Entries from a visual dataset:
• • •

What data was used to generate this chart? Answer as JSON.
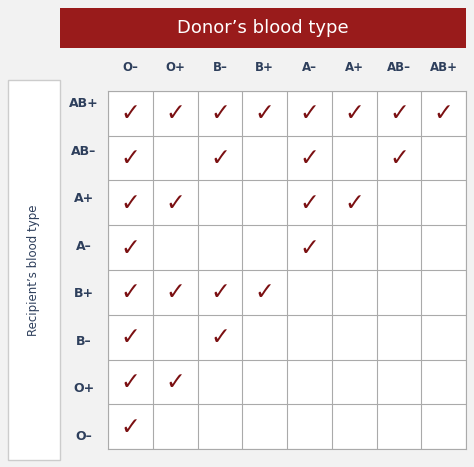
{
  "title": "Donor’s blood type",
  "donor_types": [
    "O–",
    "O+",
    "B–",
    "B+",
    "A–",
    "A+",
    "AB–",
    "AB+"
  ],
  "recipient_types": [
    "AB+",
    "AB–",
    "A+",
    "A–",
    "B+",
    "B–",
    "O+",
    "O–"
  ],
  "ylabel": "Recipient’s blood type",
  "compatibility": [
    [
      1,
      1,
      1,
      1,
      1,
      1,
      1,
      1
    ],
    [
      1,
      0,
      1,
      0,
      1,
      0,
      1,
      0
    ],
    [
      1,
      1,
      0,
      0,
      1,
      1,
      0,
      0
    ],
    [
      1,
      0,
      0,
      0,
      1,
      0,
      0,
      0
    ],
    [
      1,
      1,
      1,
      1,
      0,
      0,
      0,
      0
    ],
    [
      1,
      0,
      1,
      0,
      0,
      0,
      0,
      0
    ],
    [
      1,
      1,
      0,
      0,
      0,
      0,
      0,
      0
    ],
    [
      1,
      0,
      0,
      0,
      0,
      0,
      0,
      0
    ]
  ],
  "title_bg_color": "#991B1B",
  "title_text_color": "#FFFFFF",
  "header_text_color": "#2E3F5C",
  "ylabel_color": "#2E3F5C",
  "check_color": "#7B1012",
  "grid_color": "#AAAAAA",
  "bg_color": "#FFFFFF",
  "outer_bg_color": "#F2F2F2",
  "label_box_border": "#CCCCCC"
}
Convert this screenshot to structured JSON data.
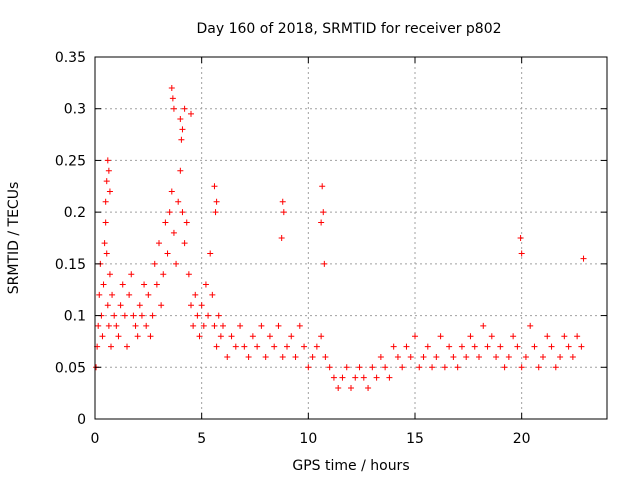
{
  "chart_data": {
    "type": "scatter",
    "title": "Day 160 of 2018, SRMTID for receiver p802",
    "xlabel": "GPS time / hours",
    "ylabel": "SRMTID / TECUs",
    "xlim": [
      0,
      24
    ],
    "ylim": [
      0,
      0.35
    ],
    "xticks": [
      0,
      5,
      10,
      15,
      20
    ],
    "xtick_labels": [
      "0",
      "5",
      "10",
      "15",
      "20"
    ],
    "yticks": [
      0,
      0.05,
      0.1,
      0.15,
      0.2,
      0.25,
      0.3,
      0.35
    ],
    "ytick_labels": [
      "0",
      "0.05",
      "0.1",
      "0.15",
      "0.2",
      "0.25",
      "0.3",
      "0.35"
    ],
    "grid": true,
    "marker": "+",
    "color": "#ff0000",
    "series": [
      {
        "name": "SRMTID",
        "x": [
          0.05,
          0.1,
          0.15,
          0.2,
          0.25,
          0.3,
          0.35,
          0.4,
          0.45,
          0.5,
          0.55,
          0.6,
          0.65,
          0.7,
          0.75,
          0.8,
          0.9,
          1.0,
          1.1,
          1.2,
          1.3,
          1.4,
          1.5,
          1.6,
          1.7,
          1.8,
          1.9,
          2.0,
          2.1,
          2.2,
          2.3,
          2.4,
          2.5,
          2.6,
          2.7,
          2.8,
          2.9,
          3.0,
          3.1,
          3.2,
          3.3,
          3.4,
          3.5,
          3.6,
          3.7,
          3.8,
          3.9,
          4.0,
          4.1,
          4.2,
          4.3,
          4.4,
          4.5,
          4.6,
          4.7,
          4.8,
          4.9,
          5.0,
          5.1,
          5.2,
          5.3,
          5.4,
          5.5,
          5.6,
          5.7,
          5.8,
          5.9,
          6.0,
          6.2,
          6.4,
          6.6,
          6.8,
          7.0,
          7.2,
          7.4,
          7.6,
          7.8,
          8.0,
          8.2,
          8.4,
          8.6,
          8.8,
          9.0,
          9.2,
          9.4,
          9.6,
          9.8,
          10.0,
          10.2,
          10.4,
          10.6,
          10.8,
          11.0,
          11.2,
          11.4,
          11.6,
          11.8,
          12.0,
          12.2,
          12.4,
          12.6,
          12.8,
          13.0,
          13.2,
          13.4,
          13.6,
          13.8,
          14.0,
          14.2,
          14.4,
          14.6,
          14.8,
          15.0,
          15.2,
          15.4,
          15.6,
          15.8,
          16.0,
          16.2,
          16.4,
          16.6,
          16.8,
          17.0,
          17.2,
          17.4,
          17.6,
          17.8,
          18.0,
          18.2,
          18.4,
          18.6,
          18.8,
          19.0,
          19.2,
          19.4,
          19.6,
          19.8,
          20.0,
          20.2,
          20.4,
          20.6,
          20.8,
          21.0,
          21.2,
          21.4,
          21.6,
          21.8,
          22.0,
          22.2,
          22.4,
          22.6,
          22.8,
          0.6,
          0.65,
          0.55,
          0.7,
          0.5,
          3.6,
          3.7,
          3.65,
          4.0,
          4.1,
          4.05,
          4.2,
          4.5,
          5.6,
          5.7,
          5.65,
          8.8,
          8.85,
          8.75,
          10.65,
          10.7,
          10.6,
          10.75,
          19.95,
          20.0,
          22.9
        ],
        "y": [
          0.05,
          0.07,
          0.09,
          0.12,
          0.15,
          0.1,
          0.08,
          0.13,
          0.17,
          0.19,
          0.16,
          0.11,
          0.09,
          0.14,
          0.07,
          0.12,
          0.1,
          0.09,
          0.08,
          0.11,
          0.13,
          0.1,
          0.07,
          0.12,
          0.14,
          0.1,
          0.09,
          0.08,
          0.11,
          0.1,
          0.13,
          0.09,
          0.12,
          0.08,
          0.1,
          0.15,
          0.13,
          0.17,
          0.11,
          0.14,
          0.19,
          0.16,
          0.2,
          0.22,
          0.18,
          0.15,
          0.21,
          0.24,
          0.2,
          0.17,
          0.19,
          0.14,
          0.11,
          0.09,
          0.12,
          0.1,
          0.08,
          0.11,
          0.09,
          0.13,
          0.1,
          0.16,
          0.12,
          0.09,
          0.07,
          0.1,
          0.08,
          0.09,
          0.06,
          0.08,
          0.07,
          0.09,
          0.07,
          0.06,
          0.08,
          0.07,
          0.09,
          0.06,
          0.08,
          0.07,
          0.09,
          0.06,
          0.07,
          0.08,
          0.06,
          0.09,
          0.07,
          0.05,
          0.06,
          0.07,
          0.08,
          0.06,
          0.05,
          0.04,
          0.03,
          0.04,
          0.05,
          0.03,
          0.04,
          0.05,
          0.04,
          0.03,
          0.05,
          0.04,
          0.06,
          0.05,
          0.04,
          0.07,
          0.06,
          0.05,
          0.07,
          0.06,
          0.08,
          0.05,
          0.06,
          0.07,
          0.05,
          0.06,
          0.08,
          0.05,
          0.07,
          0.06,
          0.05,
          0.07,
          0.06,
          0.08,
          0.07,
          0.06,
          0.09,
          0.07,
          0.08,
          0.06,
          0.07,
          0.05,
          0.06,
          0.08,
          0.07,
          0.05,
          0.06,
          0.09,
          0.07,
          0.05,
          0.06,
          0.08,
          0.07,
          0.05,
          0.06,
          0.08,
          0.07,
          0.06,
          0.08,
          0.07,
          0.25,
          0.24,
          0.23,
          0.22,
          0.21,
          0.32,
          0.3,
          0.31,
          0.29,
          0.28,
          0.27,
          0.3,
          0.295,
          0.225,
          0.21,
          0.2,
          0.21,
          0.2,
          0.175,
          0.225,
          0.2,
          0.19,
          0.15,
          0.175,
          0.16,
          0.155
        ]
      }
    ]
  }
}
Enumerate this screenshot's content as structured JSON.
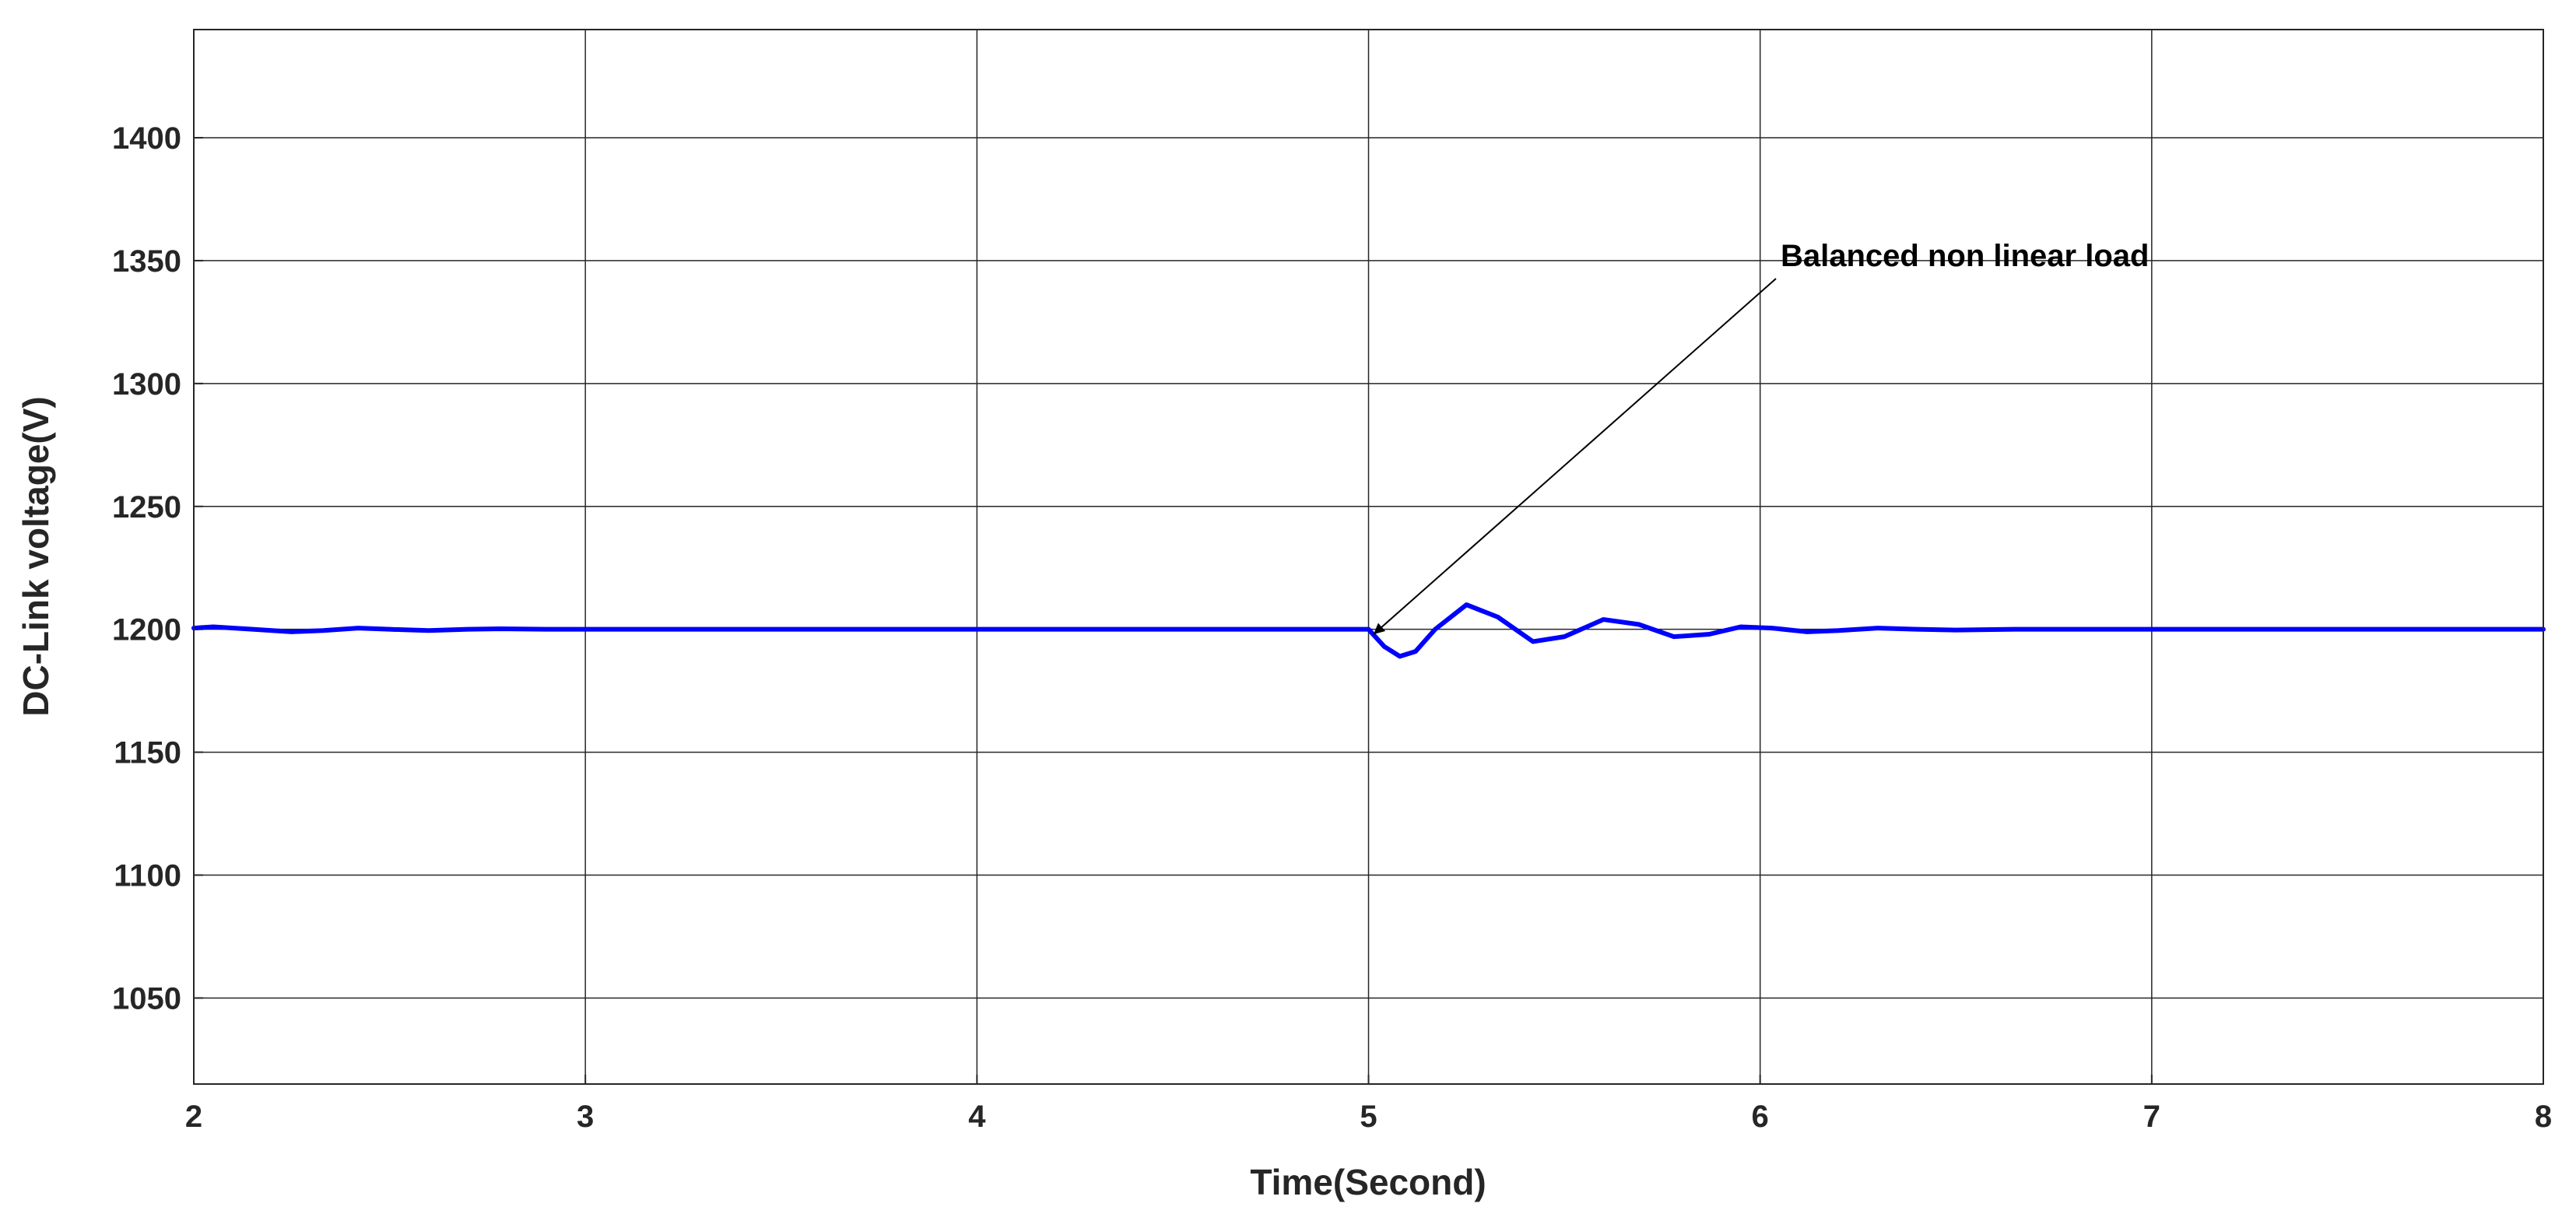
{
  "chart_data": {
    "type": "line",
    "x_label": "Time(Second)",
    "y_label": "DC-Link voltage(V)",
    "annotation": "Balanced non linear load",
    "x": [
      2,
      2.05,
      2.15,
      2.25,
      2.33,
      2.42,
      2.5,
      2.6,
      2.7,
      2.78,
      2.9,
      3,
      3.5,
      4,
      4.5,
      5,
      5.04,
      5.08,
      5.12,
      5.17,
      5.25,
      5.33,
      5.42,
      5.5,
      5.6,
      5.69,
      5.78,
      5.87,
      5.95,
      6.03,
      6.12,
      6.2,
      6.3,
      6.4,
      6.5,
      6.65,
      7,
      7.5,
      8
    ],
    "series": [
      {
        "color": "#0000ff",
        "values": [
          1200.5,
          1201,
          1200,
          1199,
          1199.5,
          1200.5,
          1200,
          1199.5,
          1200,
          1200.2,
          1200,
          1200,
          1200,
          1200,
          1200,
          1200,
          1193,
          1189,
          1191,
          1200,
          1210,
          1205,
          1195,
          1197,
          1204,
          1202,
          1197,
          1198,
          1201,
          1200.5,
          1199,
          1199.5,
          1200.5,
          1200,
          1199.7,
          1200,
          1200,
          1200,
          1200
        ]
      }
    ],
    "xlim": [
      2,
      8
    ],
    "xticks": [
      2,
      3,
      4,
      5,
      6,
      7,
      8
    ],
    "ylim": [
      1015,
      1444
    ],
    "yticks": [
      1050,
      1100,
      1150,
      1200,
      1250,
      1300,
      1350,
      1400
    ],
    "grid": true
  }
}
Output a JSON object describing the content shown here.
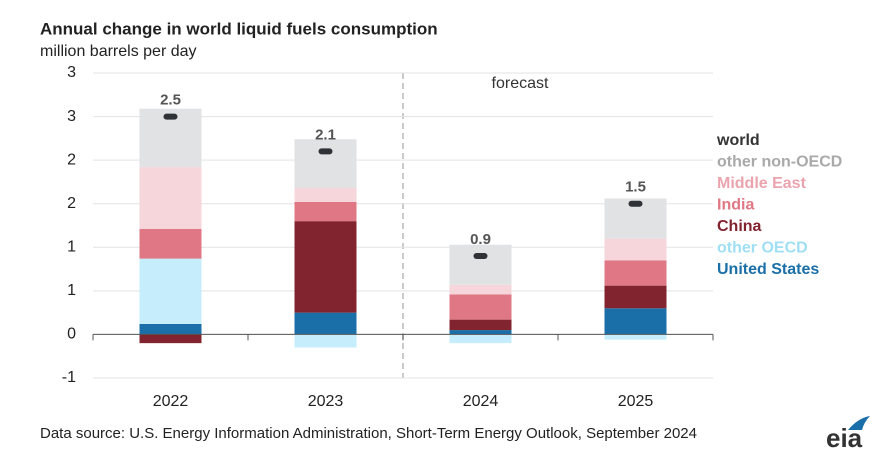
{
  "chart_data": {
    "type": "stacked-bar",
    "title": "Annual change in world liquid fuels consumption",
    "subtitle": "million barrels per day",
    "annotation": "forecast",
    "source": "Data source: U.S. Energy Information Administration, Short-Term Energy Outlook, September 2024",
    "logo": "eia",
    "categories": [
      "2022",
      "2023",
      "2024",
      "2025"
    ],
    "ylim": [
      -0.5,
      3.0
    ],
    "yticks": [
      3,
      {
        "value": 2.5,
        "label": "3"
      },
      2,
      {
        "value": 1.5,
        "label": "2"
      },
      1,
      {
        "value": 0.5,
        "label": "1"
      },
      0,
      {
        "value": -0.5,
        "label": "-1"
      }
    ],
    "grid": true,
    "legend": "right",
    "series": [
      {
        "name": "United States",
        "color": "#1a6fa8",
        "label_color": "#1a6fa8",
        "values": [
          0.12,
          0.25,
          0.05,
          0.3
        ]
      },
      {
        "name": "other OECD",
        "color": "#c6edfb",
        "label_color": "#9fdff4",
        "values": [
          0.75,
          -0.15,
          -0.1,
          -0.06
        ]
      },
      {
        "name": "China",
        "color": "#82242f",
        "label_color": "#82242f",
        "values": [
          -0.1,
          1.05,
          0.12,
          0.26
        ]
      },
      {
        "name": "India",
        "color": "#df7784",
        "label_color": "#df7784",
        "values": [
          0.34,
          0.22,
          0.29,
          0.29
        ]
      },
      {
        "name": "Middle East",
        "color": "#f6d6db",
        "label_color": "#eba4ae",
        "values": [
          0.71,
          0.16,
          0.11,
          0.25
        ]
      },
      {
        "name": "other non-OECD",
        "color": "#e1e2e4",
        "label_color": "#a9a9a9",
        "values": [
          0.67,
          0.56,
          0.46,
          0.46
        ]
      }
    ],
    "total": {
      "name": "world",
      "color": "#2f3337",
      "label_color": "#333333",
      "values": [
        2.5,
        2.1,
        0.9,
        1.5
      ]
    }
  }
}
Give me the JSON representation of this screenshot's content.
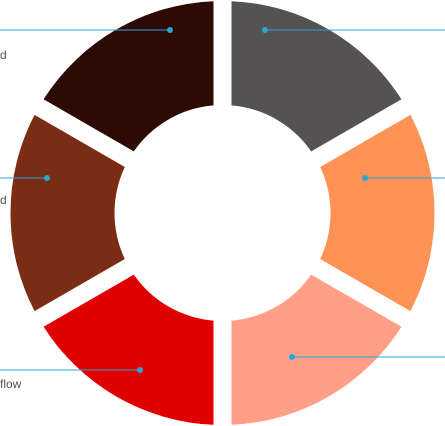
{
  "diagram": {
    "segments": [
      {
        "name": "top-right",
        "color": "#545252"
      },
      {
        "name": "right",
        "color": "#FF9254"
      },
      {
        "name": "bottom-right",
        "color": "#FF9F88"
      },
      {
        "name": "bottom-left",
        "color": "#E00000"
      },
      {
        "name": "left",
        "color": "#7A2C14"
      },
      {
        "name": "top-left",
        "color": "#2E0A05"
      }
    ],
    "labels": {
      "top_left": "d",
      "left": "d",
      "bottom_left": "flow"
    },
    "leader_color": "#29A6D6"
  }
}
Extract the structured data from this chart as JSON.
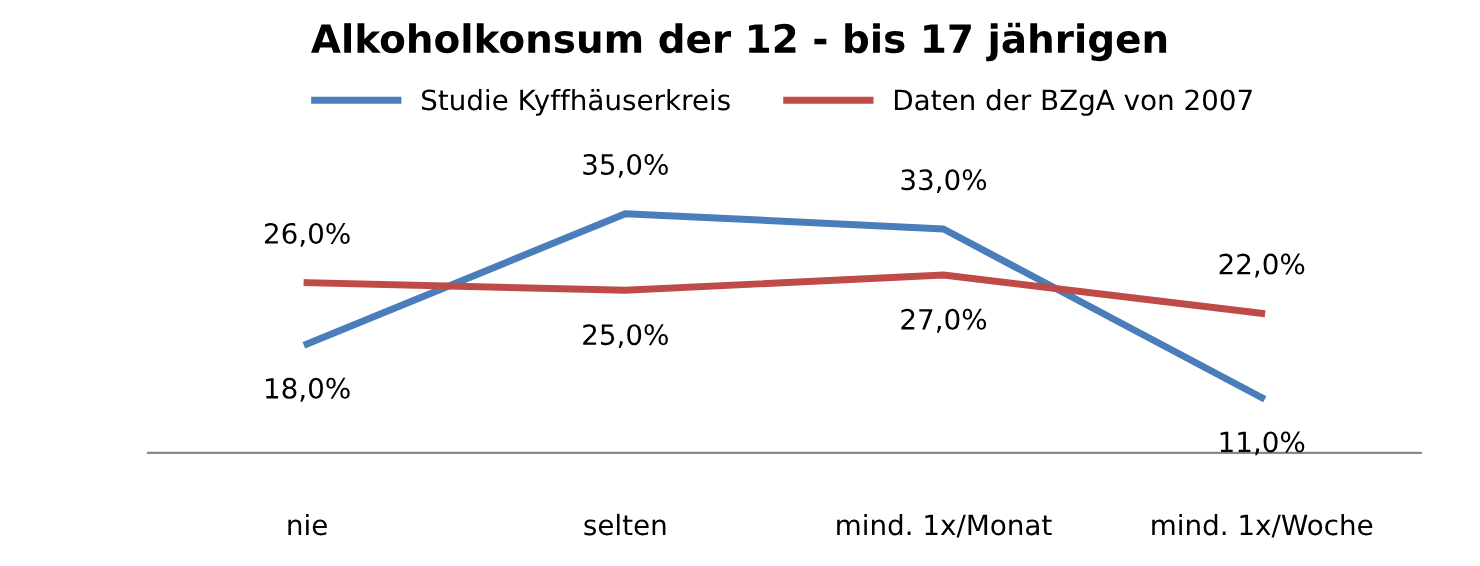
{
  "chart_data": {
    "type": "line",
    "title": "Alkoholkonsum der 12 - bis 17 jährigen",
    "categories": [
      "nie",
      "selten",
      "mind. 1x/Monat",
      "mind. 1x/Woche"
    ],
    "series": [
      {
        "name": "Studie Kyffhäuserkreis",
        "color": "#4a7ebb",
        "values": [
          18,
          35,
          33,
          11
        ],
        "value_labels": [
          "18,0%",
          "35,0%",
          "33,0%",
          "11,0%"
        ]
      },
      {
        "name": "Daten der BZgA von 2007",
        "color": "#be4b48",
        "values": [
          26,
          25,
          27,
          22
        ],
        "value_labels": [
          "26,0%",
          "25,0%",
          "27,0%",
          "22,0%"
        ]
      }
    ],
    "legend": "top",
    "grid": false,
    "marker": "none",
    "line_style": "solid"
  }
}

• • •

*What you will do*: Every line of the records that includes the word "content" should be gathered.

*Output for this exercise*:
Enumerate this screenshot's content as structured JSON.
Output a JSON object describing the content shown here.
Give me the JSON representation of this screenshot's content.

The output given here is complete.